• _Request_
Leave out the pictures and return every entry exactly as it appears.

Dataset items
((

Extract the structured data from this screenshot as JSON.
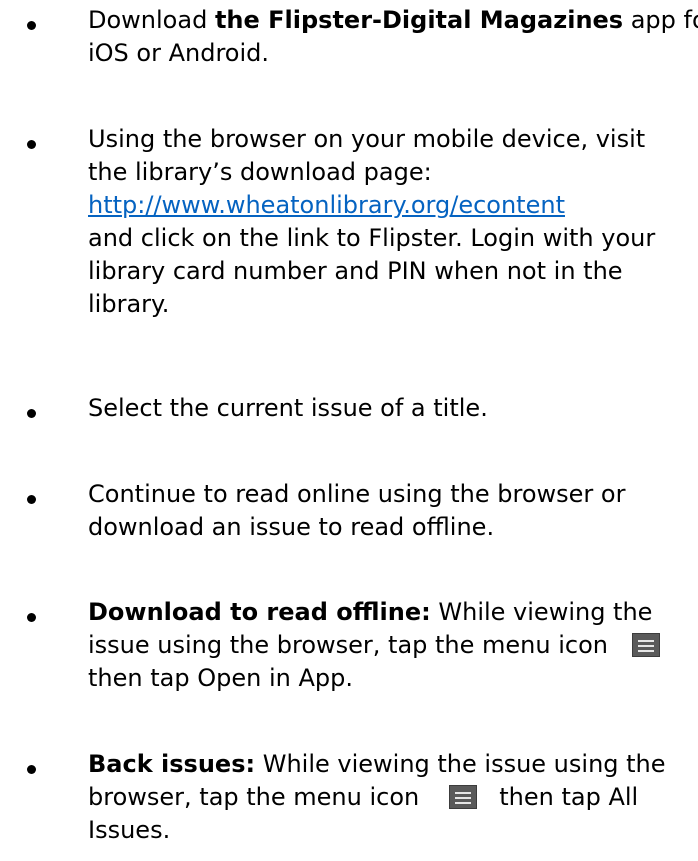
{
  "items": [
    {
      "lines": [
        [
          "Download ",
          "the Flipster-Digital Magazines",
          " app for"
        ],
        [
          "iOS or Android."
        ]
      ]
    },
    {
      "lines": [
        [
          "Using the browser on your mobile device, visit"
        ],
        [
          "the library’s download page:"
        ],
        [
          "http://www.wheatonlibrary.org/econtent"
        ],
        [
          "and click on the link to Flipster.  Login with your"
        ],
        [
          "library card number and PIN when not in the"
        ],
        [
          "library."
        ]
      ]
    },
    {
      "lines": [
        [
          "Select the current issue of a title."
        ]
      ]
    },
    {
      "lines": [
        [
          "Continue to read online using the browser or"
        ],
        [
          "download an issue to read offline."
        ]
      ]
    },
    {
      "lines": [
        [
          "Download to read offline:",
          "  While viewing the"
        ],
        [
          "issue using the browser, tap the menu icon"
        ],
        [
          "then tap Open in App."
        ]
      ]
    },
    {
      "lines": [
        [
          "Back issues:",
          "  While viewing the issue using the"
        ],
        [
          "browser, tap the menu icon",
          "then tap All"
        ],
        [
          "Issues."
        ]
      ]
    }
  ],
  "icons": {
    "menu_icon": "menu-icon",
    "bullet_icon": "bullet-icon"
  },
  "colors": {
    "link": "#0563c1",
    "text": "#000000",
    "menu_icon_bg": "#5a5a5a"
  }
}
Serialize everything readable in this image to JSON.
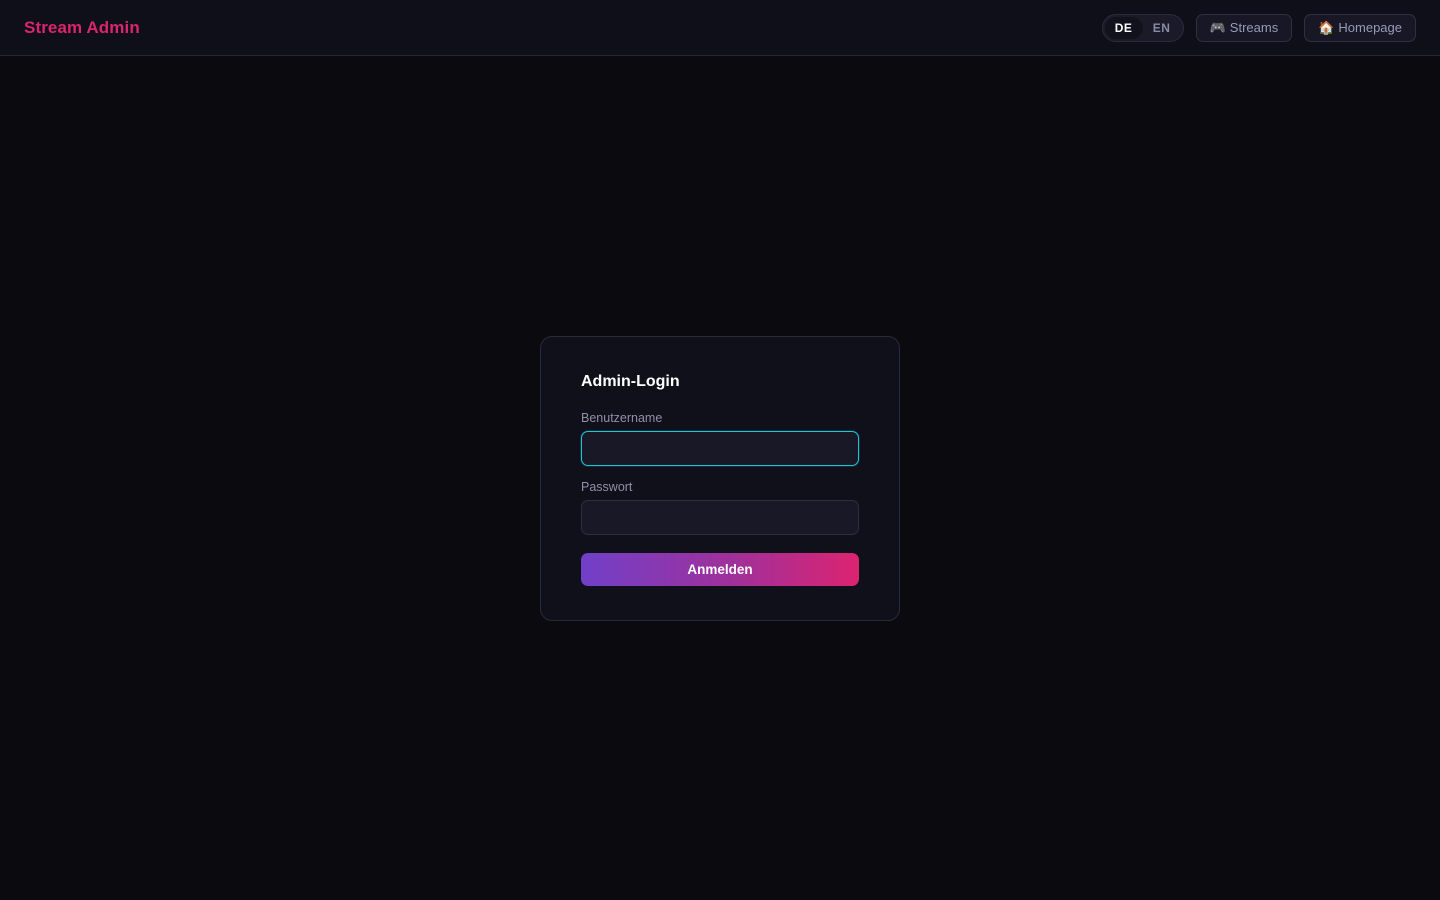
{
  "header": {
    "brand": "Stream Admin",
    "language": {
      "options": [
        "DE",
        "EN"
      ],
      "active": "DE"
    },
    "nav": [
      {
        "icon": "🎮",
        "icon_name": "gamepad-icon",
        "label": "Streams"
      },
      {
        "icon": "🏠",
        "icon_name": "house-icon",
        "label": "Homepage"
      }
    ]
  },
  "login": {
    "title": "Admin-Login",
    "username_label": "Benutzername",
    "username_value": "",
    "password_label": "Passwort",
    "password_value": "",
    "submit_label": "Anmelden"
  },
  "colors": {
    "accent": "#d9246f",
    "focus": "#1ec6d8",
    "gradient_start": "#7040c8",
    "gradient_end": "#dc2470",
    "background": "#0a0a0f"
  }
}
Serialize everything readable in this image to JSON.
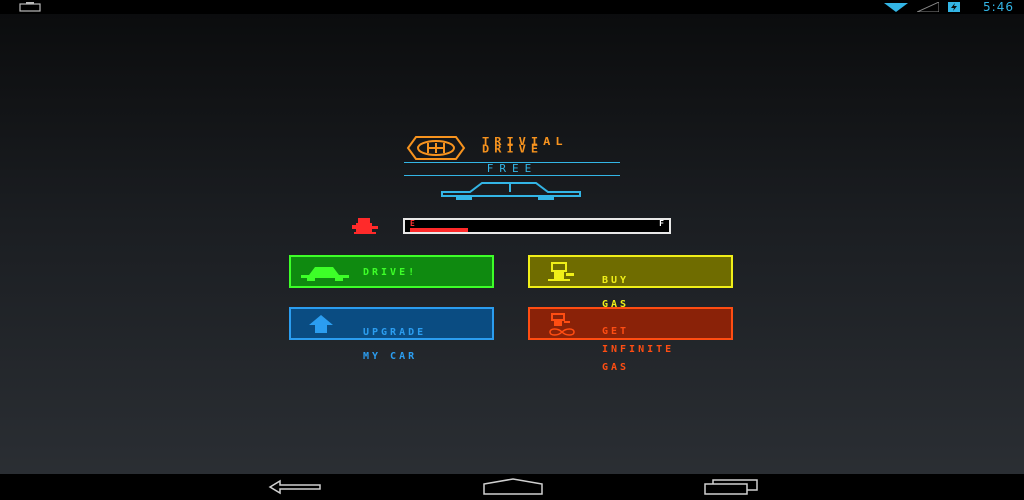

))

• _Output for this task_
Extract the structured data from this screenshot as JSON.
{
  "items": [
    {
      "lines": [
        [
          "Download ",
          "the Flipster-Digital Magazines",
          " app for"
        ],
        [
          "iOS or Android."
        ]
      ]
    },
    {
      "lines": [
        [
          "Using the browser on your mobile device, visit"
        ],
        [
          "the library’s download page:"
        ],
        [
          "http://www.wheatonlibrary.org/econtent"
        ],
        [
          "and click on the link to Flipster.  Login with your"
        ],
        [
          "library card number and PIN when not in the"
        ],
        [
          "library."
        ]
      ]
    },
    {
      "lines": [
        [
          "Select the current issue of a title."
        ]
      ]
    },
    {
      "lines": [
        [
          "Continue to read online using the browser or"
        ],
        [
          "download an issue to read offline."
        ]
      ]
    },
    {
      "lines": [
        [
          "Download to read offline:",
          "  While viewing the"
        ],
        [
          "issue using the browser, tap the menu icon"
        ],
        [
          "then tap Open in App."
        ]
      ]
    },
    {
      "lines": [
        [
          "Back issues:",
          "  While viewing the issue using the"
        ],
        [
          "browser, tap the menu icon",
          "then tap All"
        ],
        [
          "Issues."
        ]
      ]
    }
  ],
  "icons": {
    "menu_icon": "menu-icon",
    "bullet_icon": "bullet-icon"
  },
  "colors": {
    "link": "#0563c1",
    "text": "#000000",
    "menu_icon_bg": "#5a5a5a"
  }
}
Serialize everything readable in this image to JSON.
{
  "header": {
    "brand": "Stream Admin",
    "language": {
      "options": [
        "DE",
        "EN"
      ],
      "active": "DE"
    },
    "nav": [
      {
        "icon": "🎮",
        "icon_name": "gamepad-icon",
        "label": "Streams"
      },
      {
        "icon": "🏠",
        "icon_name": "house-icon",
        "label": "Homepage"
      }
    ]
  },
  "login": {
    "title": "Admin-Login",
    "username_label": "Benutzername",
    "username_value": "",
    "password_label": "Passwort",
    "password_value": "",
    "submit_label": "Anmelden"
  },
  "colors": {
    "accent": "#d9246f",
    "focus": "#1ec6d8",
    "gradient_start": "#7040c8",
    "gradient_end": "#dc2470",
    "background": "#0a0a0f"
  }
}
Serialize everything readable in this image to JSON.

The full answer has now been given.